FAQ

List of FAQs based on review of OS tickets

1.I need to use GPUs for my computations. Of the available GPU resources of the Hopper cluster, which node(s) or partitions should I use that is/are appropriate for my jobs?

We recommend submitting jobs to the partitions that have the A100:80GB nodes if your memory needs are not of the order of 1TB or more.

There are 24 A100:80GB nodes with 512GB memory each, whereas there are only 2 A100:40GB nodes with 1TB+ memory each. If your memory requirement is not of the order of 1TB, then using the A100:80GB will result in shorter wait times for your job to start.

Additionally, future plans for the A100:80GB nodes include partitioning into smaller slices, which will further increase their availability for jobs and reduce wait times even further.

2.I need to use GPUs for my computations. What are the 2-3 most important criteria I should consider in deciding which GPU nodes are most appropriate for my jobs?

You should have a good estimate of at least the following 2 items: amount of memory (RAM) needed for the job and time needed to complete the job. These determine the appropriate partition(s) for the job.

3.I am getting an out-of-memory error for my job. How do I resubmit the job to avoid this error?

In your Slurm script, increase the amount of memory requested via the appropriate slurm script directive (for example, #SBATCH --mem-per-task=50GB).
* * *
# [REQUESTS]
(a) Write out each question that the Hopper cluster FAQ poses.
(b) Carry on the Hopper cluster FAQ past the answer about out-of-memory errors, adding further entries in the same format.

# [RECORDS SHOWN]
* * *
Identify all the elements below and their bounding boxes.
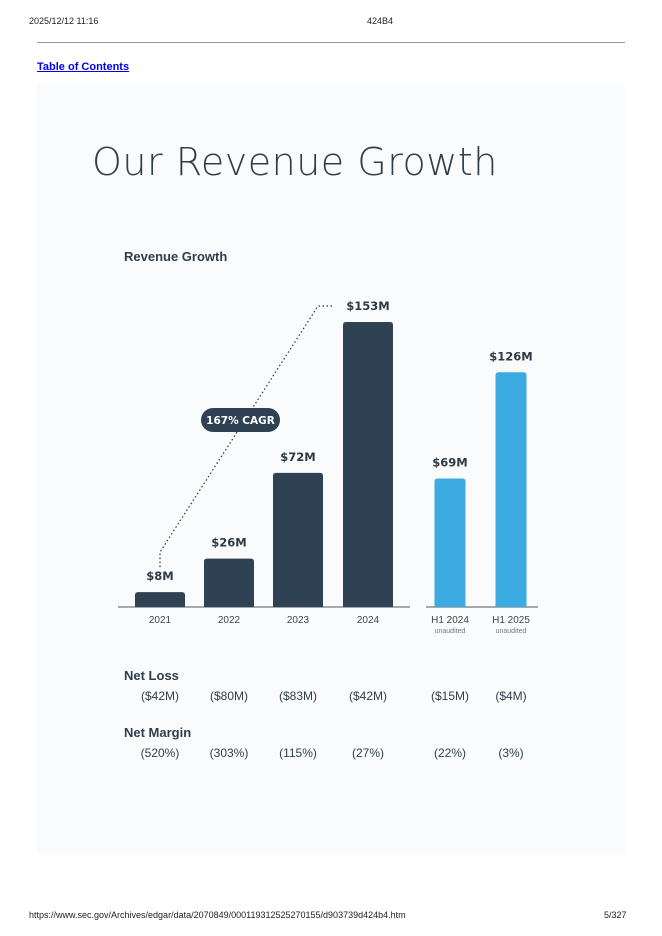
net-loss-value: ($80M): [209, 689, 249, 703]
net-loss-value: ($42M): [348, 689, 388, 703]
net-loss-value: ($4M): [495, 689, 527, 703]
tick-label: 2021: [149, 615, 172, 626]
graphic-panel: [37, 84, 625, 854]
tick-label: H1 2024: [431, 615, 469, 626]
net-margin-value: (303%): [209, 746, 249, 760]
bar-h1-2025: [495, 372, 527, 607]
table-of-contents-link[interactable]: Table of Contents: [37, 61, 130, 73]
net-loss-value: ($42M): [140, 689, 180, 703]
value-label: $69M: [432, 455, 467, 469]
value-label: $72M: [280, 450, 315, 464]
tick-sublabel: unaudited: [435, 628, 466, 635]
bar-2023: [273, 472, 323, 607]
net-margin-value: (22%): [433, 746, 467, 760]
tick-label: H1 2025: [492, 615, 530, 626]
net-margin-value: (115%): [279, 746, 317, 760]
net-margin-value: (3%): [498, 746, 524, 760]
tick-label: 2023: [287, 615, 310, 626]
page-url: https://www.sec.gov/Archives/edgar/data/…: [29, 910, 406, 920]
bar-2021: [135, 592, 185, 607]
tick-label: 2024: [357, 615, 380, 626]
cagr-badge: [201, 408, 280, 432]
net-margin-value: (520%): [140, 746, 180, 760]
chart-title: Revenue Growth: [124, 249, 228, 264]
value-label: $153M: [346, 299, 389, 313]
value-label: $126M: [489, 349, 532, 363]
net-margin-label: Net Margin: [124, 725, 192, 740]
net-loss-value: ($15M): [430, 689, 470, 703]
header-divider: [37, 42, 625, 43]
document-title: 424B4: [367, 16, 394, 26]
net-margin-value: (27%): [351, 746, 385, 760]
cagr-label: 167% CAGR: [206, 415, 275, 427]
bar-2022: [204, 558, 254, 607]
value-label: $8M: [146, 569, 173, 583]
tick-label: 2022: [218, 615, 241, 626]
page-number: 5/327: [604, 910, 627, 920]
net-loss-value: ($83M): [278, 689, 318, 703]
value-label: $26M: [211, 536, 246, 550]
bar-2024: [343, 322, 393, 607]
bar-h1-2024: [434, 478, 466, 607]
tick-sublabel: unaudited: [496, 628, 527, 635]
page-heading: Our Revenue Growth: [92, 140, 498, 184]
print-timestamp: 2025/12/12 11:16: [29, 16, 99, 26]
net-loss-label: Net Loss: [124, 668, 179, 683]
* * *
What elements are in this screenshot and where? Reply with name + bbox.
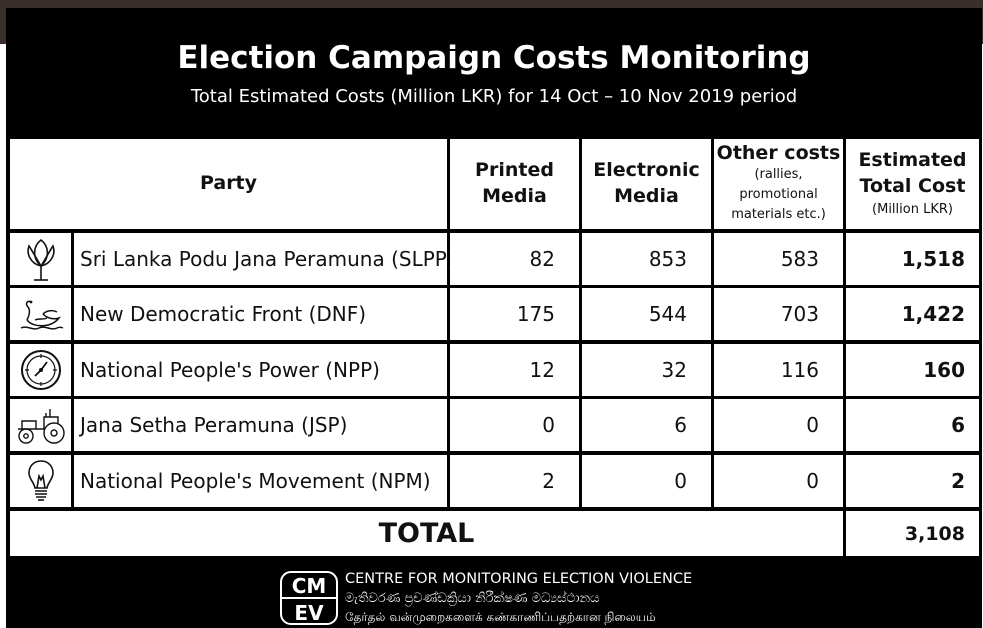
* * *
# [PER-TASK OUTPUTS]
(a)
1. I need to use GPUs for my computations. Of the available GPU resources of the Hopper cluster, which node(s) or partitions should I use that is/are appropriate for my jobs?
2. I need to use GPUs for my computations. What are the 2-3 most important criteria I should consider in deciding which GPU nodes are most appropriate for my jobs?
3. I am getting an out-of-memory error for my job. How do I resubmit the job to avoid this error?

(b)
4.How do I determine the amount of memory my job needs before submitting a time-intensive batch job? How do I use this information to select the appropriate node(s)?

To determine the amount of memory needed for your jobs, we suggest that you examine your code to determine the size of arrays, the number of iterations, etc., that will need to fit in the memory to run the job. This is also a general good practice for any program that you write or use for your work.

5.My job requires a large amount of memory (>500GB). Which partition(s) or node(s) should I use?

For jobs requiring a large amount of memory, we suggest using nodes of the 'bigmem' partition.

To list all the partitions available and their corresponding nodes, you can use the command:

$ sinfo

To determine the maximum amount of memory available on a specific node, for example, the amd069 node on the bigmem partition, use the following command:

$ scontrol show node amd069 | grep mem | tail -n 1 | tr "," "\n" | sed -n '2 p'
mem=185G

Note: This also gives the correct format to specify the memory needed for the slurm script.

6.My job is currently pending (PD) for almost 2 days. I do not know how long the job will take. How should I specify the time option in the slurm script to avoid long wait times?

The time option, in the format day-hours:minutes:seconds, is specified by using the following directive in the slurm script:

#SBATCH --time=0-00:30:00

Most partitions on the Hopper cluster have a default time limit of 3 or 5 days for a submitted job to complete. If time is not specified in the slurm script, it defaults to the default time of the partition. Therefore, it is recommended that you specify the time you estimate your job to take, especially if it is significantly less than the maximum time.

7.Is Python installed on the Hopper cluster?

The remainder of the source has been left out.